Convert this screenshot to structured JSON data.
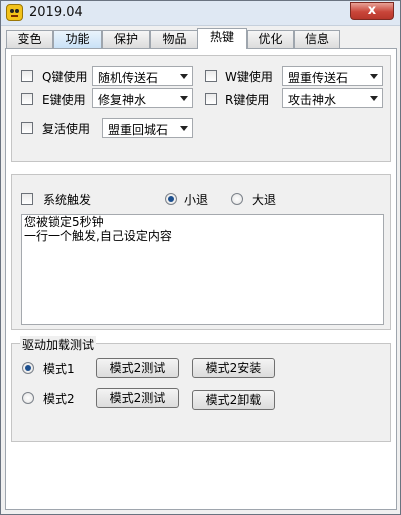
{
  "window": {
    "title": "2019.04",
    "close_glyph": "x",
    "icon": "app-face-icon"
  },
  "tabs": [
    {
      "label": "变色"
    },
    {
      "label": "功能"
    },
    {
      "label": "保护"
    },
    {
      "label": "物品"
    },
    {
      "label": "热键"
    },
    {
      "label": "优化"
    },
    {
      "label": "信息"
    }
  ],
  "active_tab": "热键",
  "hotkeys": {
    "q": {
      "label": "Q键使用",
      "value": "随机传送石",
      "checked": false
    },
    "w": {
      "label": "W键使用",
      "value": "盟重传送石",
      "checked": false
    },
    "e": {
      "label": "E键使用",
      "value": "修复神水",
      "checked": false
    },
    "r": {
      "label": "R键使用",
      "value": "攻击神水",
      "checked": false
    },
    "revive": {
      "label": "复活使用",
      "value": "盟重回城石",
      "checked": false
    }
  },
  "trigger": {
    "system_label": "系统触发",
    "system_checked": false,
    "small_exit_label": "小退",
    "big_exit_label": "大退",
    "selected": "小退",
    "text_lines": [
      "您被锁定5秒钟",
      "一行一个触发,自己设定内容"
    ]
  },
  "driver": {
    "title": "驱动加载测试",
    "mode1_label": "模式1",
    "mode2_label": "模式2",
    "selected": "模式1",
    "mode2_test_label": "模式2测试",
    "mode2_install_label": "模式2安装",
    "mode2_test_label_b": "模式2测试",
    "mode2_uninstall_label": "模式2卸载"
  }
}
────────────────────────────────────────
(WHAT TO PRODUCE):
Quote everything in the listing above exactly; pictures are the only thing to omit.

(SOLUTION BELOW):
Convert this screenshot to structured JSON data.
{
  "window": {
    "title": "2019.04",
    "close_glyph": "x",
    "icon": "app-face-icon"
  },
  "tabs": [
    {
      "label": "变色"
    },
    {
      "label": "功能"
    },
    {
      "label": "保护"
    },
    {
      "label": "物品"
    },
    {
      "label": "热键"
    },
    {
      "label": "优化"
    },
    {
      "label": "信息"
    }
  ],
  "active_tab": "热键",
  "hotkeys": {
    "q": {
      "label": "Q键使用",
      "value": "随机传送石",
      "checked": false
    },
    "w": {
      "label": "W键使用",
      "value": "盟重传送石",
      "checked": false
    },
    "e": {
      "label": "E键使用",
      "value": "修复神水",
      "checked": false
    },
    "r": {
      "label": "R键使用",
      "value": "攻击神水",
      "checked": false
    },
    "revive": {
      "label": "复活使用",
      "value": "盟重回城石",
      "checked": false
    }
  },
  "trigger": {
    "system_label": "系统触发",
    "system_checked": false,
    "small_exit_label": "小退",
    "big_exit_label": "大退",
    "selected": "小退",
    "text_lines": [
      "您被锁定5秒钟",
      "一行一个触发,自己设定内容"
    ]
  },
  "driver": {
    "title": "驱动加载测试",
    "mode1_label": "模式1",
    "mode2_label": "模式2",
    "selected": "模式1",
    "mode2_test_label": "模式2测试",
    "mode2_install_label": "模式2安装",
    "mode2_test_label_b": "模式2测试",
    "mode2_uninstall_label": "模式2卸载"
  }
}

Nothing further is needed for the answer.